____ Records provided

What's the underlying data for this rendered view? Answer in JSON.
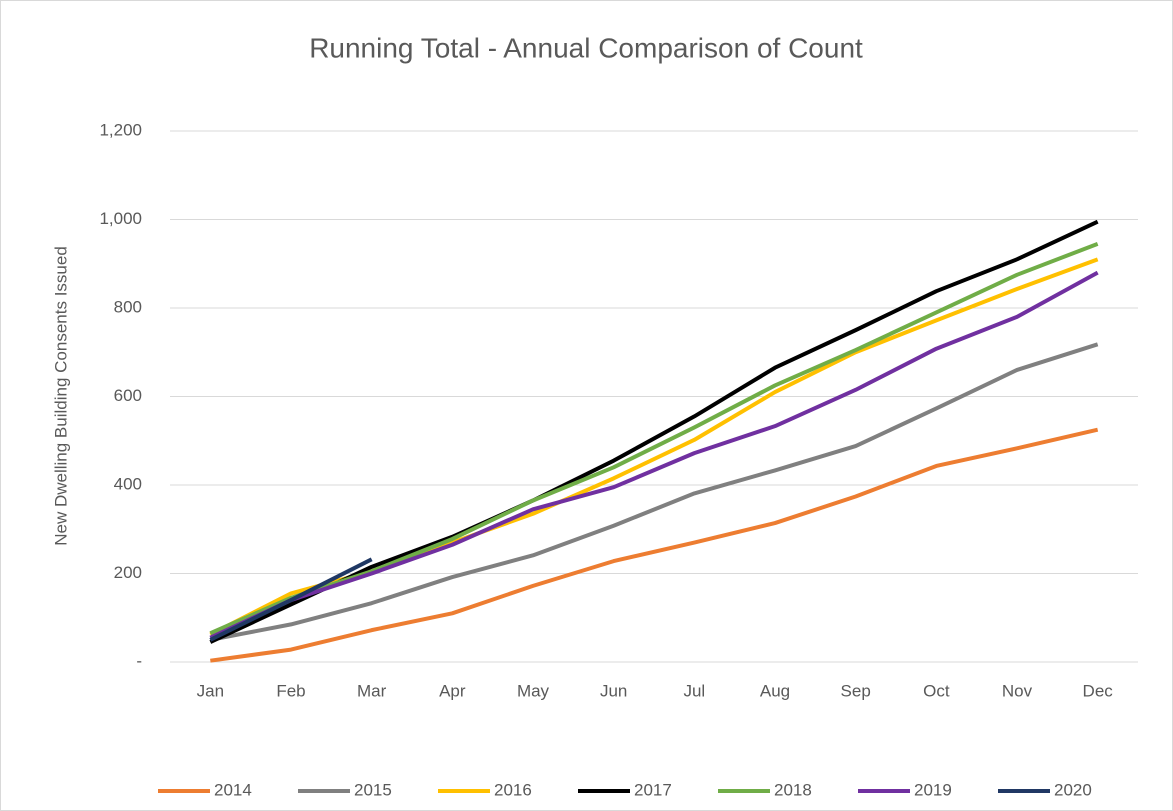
{
  "chart_data": {
    "type": "line",
    "title": "Running Total - Annual Comparison of Count",
    "y_label": "New Dwelling Building Consents Issued",
    "categories": [
      "Jan",
      "Feb",
      "Mar",
      "Apr",
      "May",
      "Jun",
      "Jul",
      "Aug",
      "Sep",
      "Oct",
      "Nov",
      "Dec"
    ],
    "series": [
      {
        "name": "2014",
        "color": "#ed7d31",
        "values": [
          3,
          28,
          72,
          110,
          172,
          228,
          270,
          314,
          374,
          443,
          483,
          525
        ]
      },
      {
        "name": "2015",
        "color": "#808080",
        "values": [
          50,
          85,
          133,
          192,
          241,
          308,
          381,
          433,
          488,
          573,
          660,
          718
        ]
      },
      {
        "name": "2016",
        "color": "#ffc000",
        "values": [
          62,
          155,
          205,
          270,
          335,
          415,
          502,
          610,
          700,
          772,
          843,
          910
        ]
      },
      {
        "name": "2017",
        "color": "#000000",
        "values": [
          45,
          130,
          215,
          283,
          365,
          455,
          555,
          665,
          750,
          838,
          910,
          995
        ]
      },
      {
        "name": "2018",
        "color": "#70ad47",
        "values": [
          65,
          145,
          205,
          278,
          365,
          440,
          530,
          625,
          705,
          790,
          875,
          945
        ]
      },
      {
        "name": "2019",
        "color": "#7030a0",
        "values": [
          55,
          140,
          200,
          265,
          345,
          395,
          472,
          533,
          615,
          708,
          780,
          880
        ]
      },
      {
        "name": "2020",
        "color": "#203864",
        "values": [
          50,
          140,
          232,
          null,
          null,
          null,
          null,
          null,
          null,
          null,
          null,
          null
        ]
      }
    ],
    "ylim": [
      0,
      1200
    ],
    "yticks": [
      {
        "value": 0,
        "label": "-"
      },
      200,
      400,
      600,
      800,
      {
        "value": 1000,
        "label": "1,000"
      },
      {
        "value": 1200,
        "label": "1,200"
      }
    ],
    "grid": true,
    "legend": "bottom"
  }
}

________

--- What this task involves ---
Set the pictures aside and transcribe the data above exactly.

--- Answer to this problem ---
What's the underlying data for this rendered view? Answer in JSON.
{
  "chart_data": {
    "type": "line",
    "title": "Running Total - Annual Comparison of Count",
    "y_label": "New Dwelling Building Consents Issued",
    "categories": [
      "Jan",
      "Feb",
      "Mar",
      "Apr",
      "May",
      "Jun",
      "Jul",
      "Aug",
      "Sep",
      "Oct",
      "Nov",
      "Dec"
    ],
    "series": [
      {
        "name": "2014",
        "color": "#ed7d31",
        "values": [
          3,
          28,
          72,
          110,
          172,
          228,
          270,
          314,
          374,
          443,
          483,
          525
        ]
      },
      {
        "name": "2015",
        "color": "#808080",
        "values": [
          50,
          85,
          133,
          192,
          241,
          308,
          381,
          433,
          488,
          573,
          660,
          718
        ]
      },
      {
        "name": "2016",
        "color": "#ffc000",
        "values": [
          62,
          155,
          205,
          270,
          335,
          415,
          502,
          610,
          700,
          772,
          843,
          910
        ]
      },
      {
        "name": "2017",
        "color": "#000000",
        "values": [
          45,
          130,
          215,
          283,
          365,
          455,
          555,
          665,
          750,
          838,
          910,
          995
        ]
      },
      {
        "name": "2018",
        "color": "#70ad47",
        "values": [
          65,
          145,
          205,
          278,
          365,
          440,
          530,
          625,
          705,
          790,
          875,
          945
        ]
      },
      {
        "name": "2019",
        "color": "#7030a0",
        "values": [
          55,
          140,
          200,
          265,
          345,
          395,
          472,
          533,
          615,
          708,
          780,
          880
        ]
      },
      {
        "name": "2020",
        "color": "#203864",
        "values": [
          50,
          140,
          232,
          null,
          null,
          null,
          null,
          null,
          null,
          null,
          null,
          null
        ]
      }
    ],
    "ylim": [
      0,
      1200
    ],
    "yticks": [
      {
        "value": 0,
        "label": "-"
      },
      200,
      400,
      600,
      800,
      {
        "value": 1000,
        "label": "1,000"
      },
      {
        "value": 1200,
        "label": "1,200"
      }
    ],
    "grid": true,
    "legend": "bottom"
  }
}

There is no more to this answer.